## Exercise aim
In the listing below, pick out lines with "user".

## Given data

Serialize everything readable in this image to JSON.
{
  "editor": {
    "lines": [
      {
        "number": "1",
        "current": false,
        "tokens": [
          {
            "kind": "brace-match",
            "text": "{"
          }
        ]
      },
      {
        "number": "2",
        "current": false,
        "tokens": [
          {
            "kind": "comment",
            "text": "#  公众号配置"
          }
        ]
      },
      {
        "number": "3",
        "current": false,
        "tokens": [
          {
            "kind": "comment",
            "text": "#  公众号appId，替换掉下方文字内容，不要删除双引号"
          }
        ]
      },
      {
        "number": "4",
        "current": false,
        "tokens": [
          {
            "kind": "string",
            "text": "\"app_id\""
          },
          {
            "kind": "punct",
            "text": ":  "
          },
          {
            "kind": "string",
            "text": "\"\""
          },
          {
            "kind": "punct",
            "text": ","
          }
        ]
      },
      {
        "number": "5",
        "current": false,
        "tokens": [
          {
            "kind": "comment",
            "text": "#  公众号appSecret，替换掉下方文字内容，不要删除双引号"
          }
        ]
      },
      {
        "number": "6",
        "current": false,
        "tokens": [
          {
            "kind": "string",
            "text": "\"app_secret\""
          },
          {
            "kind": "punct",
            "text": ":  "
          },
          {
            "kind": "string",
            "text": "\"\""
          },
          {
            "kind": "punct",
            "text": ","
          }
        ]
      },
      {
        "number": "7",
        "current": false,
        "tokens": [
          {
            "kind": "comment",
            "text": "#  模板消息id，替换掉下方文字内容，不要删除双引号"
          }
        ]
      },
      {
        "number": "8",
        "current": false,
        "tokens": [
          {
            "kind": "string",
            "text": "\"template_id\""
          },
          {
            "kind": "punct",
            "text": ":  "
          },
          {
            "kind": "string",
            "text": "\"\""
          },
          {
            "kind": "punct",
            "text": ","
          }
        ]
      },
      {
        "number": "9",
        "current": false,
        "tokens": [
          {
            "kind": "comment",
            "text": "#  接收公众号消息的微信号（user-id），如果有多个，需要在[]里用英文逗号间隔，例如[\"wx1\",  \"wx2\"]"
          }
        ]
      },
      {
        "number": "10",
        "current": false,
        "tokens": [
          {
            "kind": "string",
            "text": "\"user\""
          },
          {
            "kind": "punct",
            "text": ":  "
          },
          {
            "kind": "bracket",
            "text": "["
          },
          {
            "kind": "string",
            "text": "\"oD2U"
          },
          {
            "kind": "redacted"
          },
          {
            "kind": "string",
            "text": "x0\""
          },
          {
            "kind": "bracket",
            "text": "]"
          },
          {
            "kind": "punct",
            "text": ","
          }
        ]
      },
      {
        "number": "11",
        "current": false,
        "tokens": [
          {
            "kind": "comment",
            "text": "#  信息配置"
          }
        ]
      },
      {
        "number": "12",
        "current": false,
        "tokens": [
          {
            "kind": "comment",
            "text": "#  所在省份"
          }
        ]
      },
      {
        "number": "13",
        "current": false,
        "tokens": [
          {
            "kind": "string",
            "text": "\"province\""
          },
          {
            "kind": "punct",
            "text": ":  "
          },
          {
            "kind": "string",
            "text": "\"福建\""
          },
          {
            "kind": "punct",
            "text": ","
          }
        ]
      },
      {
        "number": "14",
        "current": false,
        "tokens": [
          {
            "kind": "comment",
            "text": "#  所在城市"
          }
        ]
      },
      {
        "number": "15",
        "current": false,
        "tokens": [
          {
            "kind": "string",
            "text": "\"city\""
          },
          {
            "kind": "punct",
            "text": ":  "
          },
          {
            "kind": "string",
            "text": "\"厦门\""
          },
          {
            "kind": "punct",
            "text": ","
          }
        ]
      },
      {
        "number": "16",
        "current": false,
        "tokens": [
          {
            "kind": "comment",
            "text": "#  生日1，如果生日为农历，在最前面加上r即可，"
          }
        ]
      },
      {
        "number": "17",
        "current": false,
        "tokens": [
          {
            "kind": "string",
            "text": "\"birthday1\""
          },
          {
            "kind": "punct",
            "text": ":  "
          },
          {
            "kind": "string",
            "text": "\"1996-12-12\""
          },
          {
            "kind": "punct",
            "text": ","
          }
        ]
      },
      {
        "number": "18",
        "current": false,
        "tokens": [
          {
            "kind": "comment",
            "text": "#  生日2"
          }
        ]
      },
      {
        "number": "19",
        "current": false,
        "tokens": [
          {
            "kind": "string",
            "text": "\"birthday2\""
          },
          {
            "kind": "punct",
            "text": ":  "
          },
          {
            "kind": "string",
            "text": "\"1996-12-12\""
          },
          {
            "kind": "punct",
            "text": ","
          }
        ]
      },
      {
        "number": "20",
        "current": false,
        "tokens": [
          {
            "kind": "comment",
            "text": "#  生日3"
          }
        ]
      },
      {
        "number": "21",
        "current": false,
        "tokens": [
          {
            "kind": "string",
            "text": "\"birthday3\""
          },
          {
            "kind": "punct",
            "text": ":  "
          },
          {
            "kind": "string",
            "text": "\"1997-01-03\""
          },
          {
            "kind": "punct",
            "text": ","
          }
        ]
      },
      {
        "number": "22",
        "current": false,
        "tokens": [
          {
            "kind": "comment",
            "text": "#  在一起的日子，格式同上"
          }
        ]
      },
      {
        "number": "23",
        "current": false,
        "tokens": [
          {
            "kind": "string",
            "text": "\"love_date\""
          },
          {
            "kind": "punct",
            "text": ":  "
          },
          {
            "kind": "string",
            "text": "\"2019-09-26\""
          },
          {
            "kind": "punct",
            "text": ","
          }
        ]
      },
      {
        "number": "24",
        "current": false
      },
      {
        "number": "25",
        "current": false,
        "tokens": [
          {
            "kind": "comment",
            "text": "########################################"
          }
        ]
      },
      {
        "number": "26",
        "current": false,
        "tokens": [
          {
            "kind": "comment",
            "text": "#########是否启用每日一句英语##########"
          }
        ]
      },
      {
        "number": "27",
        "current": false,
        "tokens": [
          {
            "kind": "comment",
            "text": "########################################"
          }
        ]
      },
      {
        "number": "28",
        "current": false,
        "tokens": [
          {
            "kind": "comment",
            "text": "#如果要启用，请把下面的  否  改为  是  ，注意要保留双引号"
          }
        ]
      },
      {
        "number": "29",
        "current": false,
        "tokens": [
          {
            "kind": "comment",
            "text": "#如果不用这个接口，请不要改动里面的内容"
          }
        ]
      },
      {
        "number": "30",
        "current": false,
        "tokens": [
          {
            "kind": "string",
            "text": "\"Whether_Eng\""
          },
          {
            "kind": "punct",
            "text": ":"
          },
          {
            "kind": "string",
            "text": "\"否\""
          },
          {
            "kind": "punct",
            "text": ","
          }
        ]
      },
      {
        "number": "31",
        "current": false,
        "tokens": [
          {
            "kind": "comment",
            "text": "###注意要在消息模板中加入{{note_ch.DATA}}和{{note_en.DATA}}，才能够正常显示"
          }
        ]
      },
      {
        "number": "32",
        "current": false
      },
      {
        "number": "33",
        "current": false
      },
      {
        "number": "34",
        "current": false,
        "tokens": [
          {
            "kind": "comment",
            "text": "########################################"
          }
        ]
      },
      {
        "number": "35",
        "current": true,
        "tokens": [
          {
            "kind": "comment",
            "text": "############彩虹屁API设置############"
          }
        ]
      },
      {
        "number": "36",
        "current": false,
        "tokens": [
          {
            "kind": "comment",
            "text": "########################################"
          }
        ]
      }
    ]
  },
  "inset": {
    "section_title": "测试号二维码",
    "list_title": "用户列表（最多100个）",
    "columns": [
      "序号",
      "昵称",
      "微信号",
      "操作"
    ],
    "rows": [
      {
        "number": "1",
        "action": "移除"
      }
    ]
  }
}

## Answer
            "text": "#  接收公众号消息的微信号（user-id），如果有多个，需要在[]里用英文逗号间隔，例如[\"wx1\",  \"wx2\"]"
            "text": "\"user\""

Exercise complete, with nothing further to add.